> Goal A
Transcribe every line of the listing below without changing a word, and leave the pictures out.

> Extracted text
○ ○ ○ ○ ○
Chapter 4: Is nothing sacred?

I’ll start this section by saying that it is a personal choice for any Christian whether they observe particular holidays or not. Do what the spirit and the Bible leads you to do. 

From my perspective, I enjoyed these holidays myself until the spirit convicted me to change my mind. I fully understand that the spirit seems to lead others differently, so I hope other Christians would not judge me, just as I do not judge others.

Be assured though, all details on this page are not opinion or interpretation. They are simply historical fact, easily researched. Before you dismiss it, I strongly urge you to research this yourself, then make an informed decision, guided by the Holy Spirit.

Tis’ the season to be wary…

Christmas. Look, I understand that the simple mention of this word is likely to make you turn and run, which is why I ask you to read this site with an open mind, open heart and led by the spirit. If you disagree with any aspect of this site, that’s fine, but all I ask is that you stick with it and examine the evidence.

As Ezekiel warned, many God-loving people would ignore his uncomfortable, but truthful warnings, because they hardened their hearts to what they did not want to hear.

Equally, before you assume that I am a Jehovah’s Witness, let me assure you I have no affiliations, and never have had affiliations, to this or any other denomination, cult, or type of religious thinking.

While I know people love nothing more than to box and categorise people, let me assure you that I am, very simply, a follower of the old true God, Yahweh, saved only by the grace of his only begotten son, the Lord Jesus Christ, who reigns with his father for eternity.
○ ○ ○ ○ ○
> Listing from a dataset
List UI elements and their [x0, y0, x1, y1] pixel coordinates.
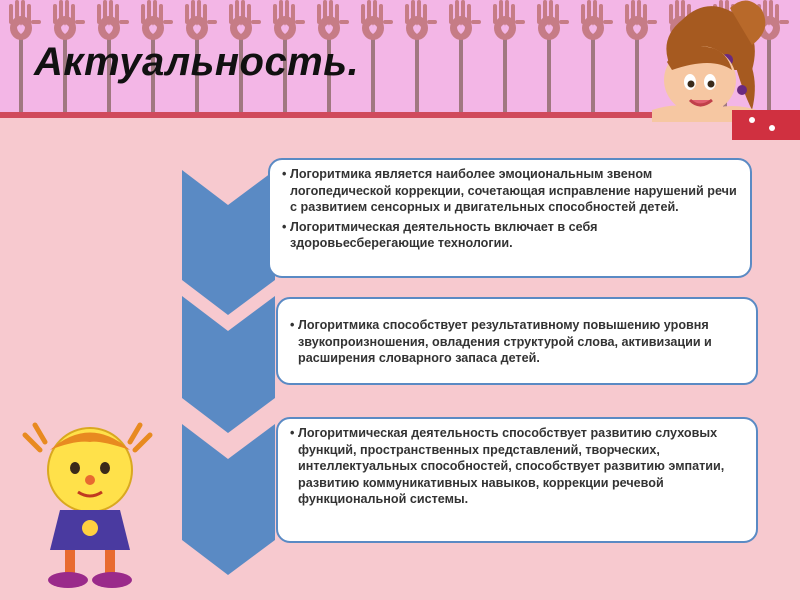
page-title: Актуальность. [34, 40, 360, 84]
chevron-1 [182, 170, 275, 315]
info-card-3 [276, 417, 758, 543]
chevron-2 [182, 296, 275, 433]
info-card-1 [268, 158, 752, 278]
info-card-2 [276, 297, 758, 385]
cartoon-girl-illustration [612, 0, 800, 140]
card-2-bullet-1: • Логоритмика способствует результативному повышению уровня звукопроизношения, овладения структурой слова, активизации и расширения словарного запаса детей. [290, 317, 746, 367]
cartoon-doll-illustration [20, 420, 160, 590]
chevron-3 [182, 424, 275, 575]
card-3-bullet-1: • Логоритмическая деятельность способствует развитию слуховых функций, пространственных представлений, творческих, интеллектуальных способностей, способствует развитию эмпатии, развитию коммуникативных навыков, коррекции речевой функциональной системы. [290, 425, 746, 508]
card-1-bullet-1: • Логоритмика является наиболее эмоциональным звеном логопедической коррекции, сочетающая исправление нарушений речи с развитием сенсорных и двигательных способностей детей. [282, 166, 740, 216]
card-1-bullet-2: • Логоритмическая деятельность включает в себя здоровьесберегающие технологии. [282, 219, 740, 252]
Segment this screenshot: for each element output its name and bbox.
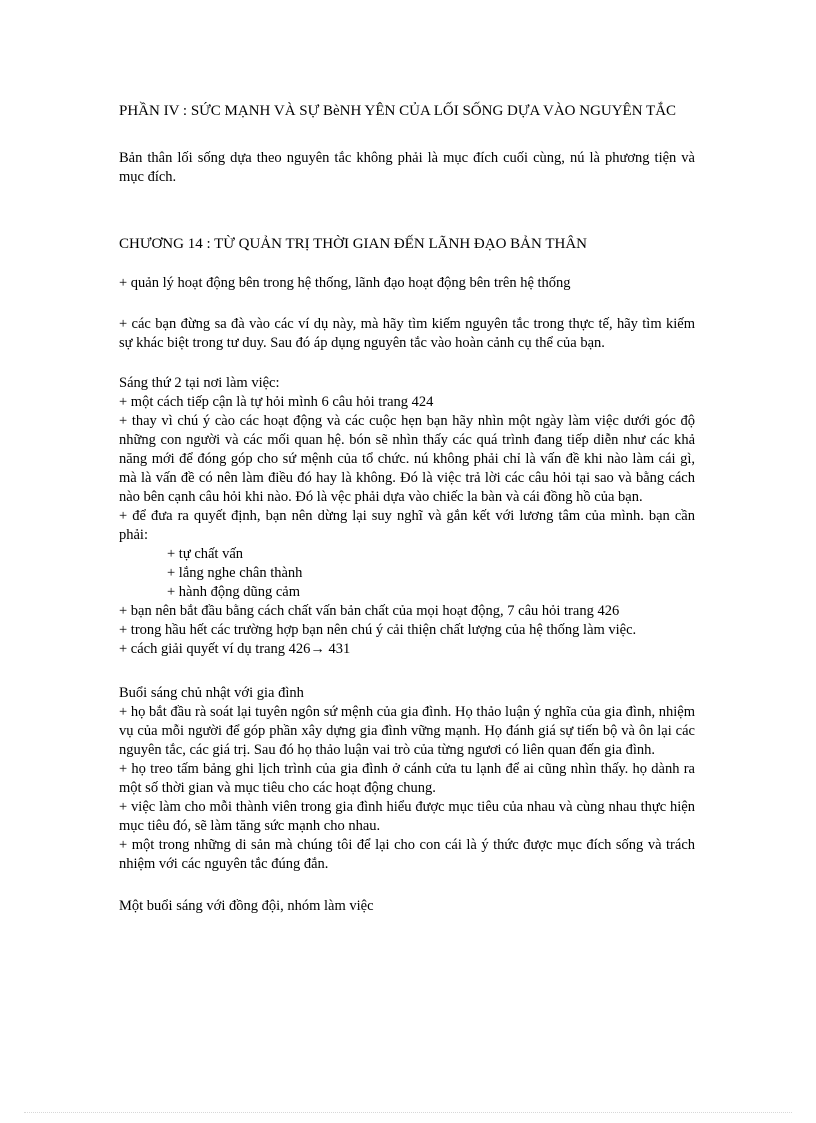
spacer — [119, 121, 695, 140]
○ ○ ○ ○ ○
> Goal B
Rewrite the chapter on holidays from "From my perspective, I" to "examine the evidence.", putting "curious mind" in place of "open mind".

> Task response A
List UI elements and their [x0, y0, x1, y1] pixel coordinates.
page-title: Актуальность. [34, 40, 360, 84]
chevron-1 [182, 170, 275, 315]
info-card-3 [276, 417, 758, 543]
chevron-2 [182, 296, 275, 433]
info-card-1 [268, 158, 752, 278]
info-card-2 [276, 297, 758, 385]
cartoon-girl-illustration [612, 0, 800, 140]
card-2-bullet-1: • Логоритмика способствует результативному повышению уровня звукопроизношения, овладения структурой слова, активизации и расширения словарного запаса детей. [290, 317, 746, 367]
cartoon-doll-illustration [20, 420, 160, 590]
chevron-3 [182, 424, 275, 575]
card-3-bullet-1: • Логоритмическая деятельность способствует развитию слуховых функций, пространственных представлений, творческих, интеллектуальных способностей, способствует развитию эмпатии, развитию коммуникативных навыков, коррекции речевой функциональной системы. [290, 425, 746, 508]
card-1-bullet-1: • Логоритмика является наиболее эмоциональным звеном логопедической коррекции, сочетающая исправление нарушений речи с развитием сенсорных и двигательных способностей детей. [282, 166, 740, 216]
card-1-bullet-2: • Логоритмическая деятельность включает в себя здоровьесберегающие технологии. [282, 219, 740, 252]
Segment this screenshot: for each element output its name and bbox.
spacer — [119, 121, 695, 140]

> Task response B
From my perspective, I enjoyed these holidays myself until the spirit convicted me to change my mind. I fully understand that the spirit seems to lead others differently, so I hope other Christians would not judge me, just as I do not judge others.

Be assured though, all details on this page are not opinion or interpretation. They are simply historical fact, easily researched. Before you dismiss it, I strongly urge you to research this yourself, then make an informed decision, guided by the Holy Spirit.

Tis’ the season to be wary…

Christmas. Look, I understand that the simple mention of this word is likely to make you turn and run, which is why I ask you to read this site with an curious mind, open heart and led by the spirit. If you disagree with any aspect of this site, that’s fine, but all I ask is that you stick with it and examine the evidence.